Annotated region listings
=====

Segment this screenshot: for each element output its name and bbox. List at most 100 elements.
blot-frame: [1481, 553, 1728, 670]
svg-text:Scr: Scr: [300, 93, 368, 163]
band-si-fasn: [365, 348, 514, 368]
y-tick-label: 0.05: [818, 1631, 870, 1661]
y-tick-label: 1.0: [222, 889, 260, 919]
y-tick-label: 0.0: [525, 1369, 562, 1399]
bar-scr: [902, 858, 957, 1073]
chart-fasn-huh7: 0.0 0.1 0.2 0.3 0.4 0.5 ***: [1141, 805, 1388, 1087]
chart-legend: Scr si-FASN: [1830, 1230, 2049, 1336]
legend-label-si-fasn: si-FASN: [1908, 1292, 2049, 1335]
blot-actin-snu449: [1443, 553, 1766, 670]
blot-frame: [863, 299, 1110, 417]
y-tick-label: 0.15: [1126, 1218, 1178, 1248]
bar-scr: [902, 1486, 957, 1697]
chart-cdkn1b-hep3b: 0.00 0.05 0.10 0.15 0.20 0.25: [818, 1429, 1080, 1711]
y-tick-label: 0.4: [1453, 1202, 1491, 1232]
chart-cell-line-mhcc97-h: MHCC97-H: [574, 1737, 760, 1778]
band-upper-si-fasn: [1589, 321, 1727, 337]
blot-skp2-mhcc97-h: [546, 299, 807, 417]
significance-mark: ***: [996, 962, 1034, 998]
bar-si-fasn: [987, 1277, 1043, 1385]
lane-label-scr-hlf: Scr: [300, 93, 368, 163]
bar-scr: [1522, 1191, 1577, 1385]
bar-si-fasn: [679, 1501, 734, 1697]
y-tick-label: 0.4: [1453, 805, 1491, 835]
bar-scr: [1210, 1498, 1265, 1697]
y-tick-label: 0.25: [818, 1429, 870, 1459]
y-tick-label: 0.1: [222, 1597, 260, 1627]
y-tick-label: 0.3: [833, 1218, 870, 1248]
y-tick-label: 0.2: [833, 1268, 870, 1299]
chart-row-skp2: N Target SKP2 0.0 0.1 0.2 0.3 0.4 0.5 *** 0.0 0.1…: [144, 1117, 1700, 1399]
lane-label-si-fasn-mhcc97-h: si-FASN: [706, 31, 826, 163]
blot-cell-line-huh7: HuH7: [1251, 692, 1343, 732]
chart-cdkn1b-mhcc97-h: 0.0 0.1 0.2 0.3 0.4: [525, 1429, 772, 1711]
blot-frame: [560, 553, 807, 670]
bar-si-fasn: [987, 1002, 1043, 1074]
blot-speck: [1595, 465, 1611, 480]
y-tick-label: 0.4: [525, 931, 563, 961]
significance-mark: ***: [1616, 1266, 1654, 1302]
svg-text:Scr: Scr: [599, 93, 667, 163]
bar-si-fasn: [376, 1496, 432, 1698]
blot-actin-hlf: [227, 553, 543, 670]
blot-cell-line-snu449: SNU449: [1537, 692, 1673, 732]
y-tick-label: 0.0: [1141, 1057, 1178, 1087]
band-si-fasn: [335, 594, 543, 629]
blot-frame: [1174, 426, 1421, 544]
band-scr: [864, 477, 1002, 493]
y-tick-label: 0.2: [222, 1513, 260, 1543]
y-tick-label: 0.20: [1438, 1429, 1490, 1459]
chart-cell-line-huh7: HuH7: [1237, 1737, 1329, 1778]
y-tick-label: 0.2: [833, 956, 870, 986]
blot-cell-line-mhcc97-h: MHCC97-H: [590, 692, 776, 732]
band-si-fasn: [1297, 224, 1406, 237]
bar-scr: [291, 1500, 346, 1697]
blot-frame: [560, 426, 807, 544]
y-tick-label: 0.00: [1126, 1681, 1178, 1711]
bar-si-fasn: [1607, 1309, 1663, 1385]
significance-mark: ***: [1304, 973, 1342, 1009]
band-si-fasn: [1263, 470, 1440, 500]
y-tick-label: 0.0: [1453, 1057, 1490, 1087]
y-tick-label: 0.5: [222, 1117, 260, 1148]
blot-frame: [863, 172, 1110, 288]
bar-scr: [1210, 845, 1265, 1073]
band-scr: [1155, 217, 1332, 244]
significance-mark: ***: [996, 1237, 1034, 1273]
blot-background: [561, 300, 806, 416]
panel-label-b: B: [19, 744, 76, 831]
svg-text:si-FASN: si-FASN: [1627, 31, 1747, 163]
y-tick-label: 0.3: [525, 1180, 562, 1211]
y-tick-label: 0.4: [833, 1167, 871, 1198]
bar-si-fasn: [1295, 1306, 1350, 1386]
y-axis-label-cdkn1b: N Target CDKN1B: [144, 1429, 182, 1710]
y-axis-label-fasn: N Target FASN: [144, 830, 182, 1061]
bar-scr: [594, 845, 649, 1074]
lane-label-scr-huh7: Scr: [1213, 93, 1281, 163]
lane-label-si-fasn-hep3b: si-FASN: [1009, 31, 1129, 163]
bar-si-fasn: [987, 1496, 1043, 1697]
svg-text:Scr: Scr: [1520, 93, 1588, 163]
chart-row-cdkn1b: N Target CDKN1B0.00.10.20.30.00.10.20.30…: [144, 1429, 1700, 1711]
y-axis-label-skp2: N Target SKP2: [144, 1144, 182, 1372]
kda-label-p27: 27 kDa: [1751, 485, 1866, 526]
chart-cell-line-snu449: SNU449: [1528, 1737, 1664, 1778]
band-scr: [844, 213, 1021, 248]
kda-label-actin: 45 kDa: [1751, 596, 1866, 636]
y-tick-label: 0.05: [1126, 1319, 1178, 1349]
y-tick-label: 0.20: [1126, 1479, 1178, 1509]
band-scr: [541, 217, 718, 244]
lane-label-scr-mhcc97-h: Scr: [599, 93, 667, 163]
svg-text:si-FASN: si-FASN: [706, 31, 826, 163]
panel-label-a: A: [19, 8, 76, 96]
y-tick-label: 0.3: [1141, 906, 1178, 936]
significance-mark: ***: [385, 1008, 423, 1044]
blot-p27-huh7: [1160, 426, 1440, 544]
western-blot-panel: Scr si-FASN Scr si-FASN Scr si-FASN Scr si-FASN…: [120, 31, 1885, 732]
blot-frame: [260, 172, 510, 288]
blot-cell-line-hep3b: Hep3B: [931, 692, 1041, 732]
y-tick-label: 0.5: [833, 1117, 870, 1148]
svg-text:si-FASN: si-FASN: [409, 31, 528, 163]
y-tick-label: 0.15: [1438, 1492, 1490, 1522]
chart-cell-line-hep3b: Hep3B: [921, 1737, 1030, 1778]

=====

• **Given task**
Print every line of the records above verbatim, keeping each character and line break unchanged.

• **Task answer**
Segment this screenshot: for each element output its name and bbox. List at most 100 elements.
blot-frame: [1481, 553, 1728, 670]
svg-text:Scr: Scr: [300, 93, 368, 163]
band-si-fasn: [365, 348, 514, 368]
y-tick-label: 0.05: [818, 1631, 870, 1661]
y-tick-label: 1.0: [222, 889, 260, 919]
y-tick-label: 0.0: [525, 1369, 562, 1399]
bar-scr: [902, 858, 957, 1073]
chart-fasn-huh7: 0.0 0.1 0.2 0.3 0.4 0.5 ***: [1141, 805, 1388, 1087]
chart-legend: Scr si-FASN: [1830, 1230, 2049, 1336]
legend-label-si-fasn: si-FASN: [1908, 1292, 2049, 1335]
blot-actin-snu449: [1443, 553, 1766, 670]
blot-frame: [863, 299, 1110, 417]
y-tick-label: 0.15: [1126, 1218, 1178, 1248]
bar-scr: [902, 1486, 957, 1697]
chart-cdkn1b-hep3b: 0.00 0.05 0.10 0.15 0.20 0.25: [818, 1429, 1080, 1711]
y-tick-label: 0.4: [1453, 1202, 1491, 1232]
chart-cell-line-mhcc97-h: MHCC97-H: [574, 1737, 760, 1778]
band-upper-si-fasn: [1589, 321, 1727, 337]
blot-skp2-mhcc97-h: [546, 299, 807, 417]
significance-mark: ***: [996, 962, 1034, 998]
bar-si-fasn: [987, 1277, 1043, 1385]
lane-label-scr-hlf: Scr: [300, 93, 368, 163]
bar-scr: [1522, 1191, 1577, 1385]
bar-si-fasn: [679, 1501, 734, 1697]
y-tick-label: 0.4: [1453, 805, 1491, 835]
bar-scr: [1210, 1498, 1265, 1697]
y-tick-label: 0.25: [818, 1429, 870, 1459]
y-tick-label: 0.1: [222, 1597, 260, 1627]
y-tick-label: 0.3: [833, 1218, 870, 1248]
y-tick-label: 0.2: [833, 1268, 870, 1299]
chart-row-skp2: N Target SKP2 0.0 0.1 0.2 0.3 0.4 0.5 *** 0.0 0.1…: [144, 1117, 1700, 1399]
lane-label-si-fasn-mhcc97-h: si-FASN: [706, 31, 826, 163]
blot-cell-line-huh7: HuH7: [1251, 692, 1343, 732]
chart-cdkn1b-mhcc97-h: 0.0 0.1 0.2 0.3 0.4: [525, 1429, 772, 1711]
blot-frame: [560, 553, 807, 670]
bar-si-fasn: [987, 1002, 1043, 1074]
blot-speck: [1595, 465, 1611, 480]
y-tick-label: 0.4: [525, 931, 563, 961]
significance-mark: ***: [1616, 1266, 1654, 1302]
svg-text:Scr: Scr: [599, 93, 667, 163]
bar-si-fasn: [376, 1496, 432, 1698]
blot-actin-hlf: [227, 553, 543, 670]
blot-cell-line-snu449: SNU449: [1537, 692, 1673, 732]
y-tick-label: 0.0: [1141, 1057, 1178, 1087]
band-si-fasn: [335, 594, 543, 629]
blot-frame: [1174, 426, 1421, 544]
band-scr: [864, 477, 1002, 493]
y-tick-label: 0.2: [222, 1513, 260, 1543]
y-tick-label: 0.20: [1438, 1429, 1490, 1459]
chart-cell-line-huh7: HuH7: [1237, 1737, 1329, 1778]
y-tick-label: 0.2: [833, 956, 870, 986]
blot-cell-line-mhcc97-h: MHCC97-H: [590, 692, 776, 732]
band-si-fasn: [1297, 224, 1406, 237]
bar-scr: [291, 1500, 346, 1697]
blot-frame: [560, 426, 807, 544]
y-tick-label: 0.00: [1126, 1681, 1178, 1711]
bar-si-fasn: [1607, 1309, 1663, 1385]
significance-mark: ***: [1304, 973, 1342, 1009]
band-si-fasn: [1263, 470, 1440, 500]
y-tick-label: 0.0: [1453, 1057, 1490, 1087]
y-tick-label: 0.5: [222, 1117, 260, 1148]
blot-frame: [863, 172, 1110, 288]
bar-scr: [1210, 845, 1265, 1073]
band-scr: [1155, 217, 1332, 244]
significance-mark: ***: [996, 1237, 1034, 1273]
blot-background: [561, 300, 806, 416]
panel-label-b: B: [19, 744, 76, 831]
svg-text:si-FASN: si-FASN: [1627, 31, 1747, 163]
y-tick-label: 0.3: [525, 1180, 562, 1211]
y-tick-label: 0.4: [833, 1167, 871, 1198]
bar-si-fasn: [1295, 1306, 1350, 1386]
y-axis-label-cdkn1b: N Target CDKN1B: [144, 1429, 182, 1710]
y-axis-label-fasn: N Target FASN: [144, 830, 182, 1061]
bar-scr: [594, 845, 649, 1074]
lane-label-scr-huh7: Scr: [1213, 93, 1281, 163]
lane-label-si-fasn-hep3b: si-FASN: [1009, 31, 1129, 163]
bar-si-fasn: [987, 1496, 1043, 1697]
svg-text:Scr: Scr: [1520, 93, 1588, 163]
chart-row-cdkn1b: N Target CDKN1B0.00.10.20.30.00.10.20.30…: [144, 1429, 1700, 1711]
y-axis-label-skp2: N Target SKP2: [144, 1144, 182, 1372]
kda-label-p27: 27 kDa: [1751, 485, 1866, 526]
chart-cell-line-snu449: SNU449: [1528, 1737, 1664, 1778]
band-scr: [844, 213, 1021, 248]
kda-label-actin: 45 kDa: [1751, 596, 1866, 636]
y-tick-label: 0.05: [1126, 1319, 1178, 1349]
y-tick-label: 0.20: [1126, 1479, 1178, 1509]
band-scr: [541, 217, 718, 244]
lane-label-scr-mhcc97-h: Scr: [599, 93, 667, 163]
svg-text:si-FASN: si-FASN: [706, 31, 826, 163]
panel-label-a: A: [19, 8, 76, 96]
y-tick-label: 0.3: [1141, 906, 1178, 936]
significance-mark: ***: [385, 1008, 423, 1044]
blot-p27-huh7: [1160, 426, 1440, 544]
western-blot-panel: Scr si-FASN Scr si-FASN Scr si-FASN Scr si-FASN…: [120, 31, 1885, 732]
blot-frame: [260, 172, 510, 288]
blot-cell-line-hep3b: Hep3B: [931, 692, 1041, 732]
y-tick-label: 0.5: [833, 1117, 870, 1148]
svg-text:si-FASN: si-FASN: [409, 31, 528, 163]
y-tick-label: 0.15: [1438, 1492, 1490, 1522]
chart-cell-line-hep3b: Hep3B: [921, 1737, 1030, 1778]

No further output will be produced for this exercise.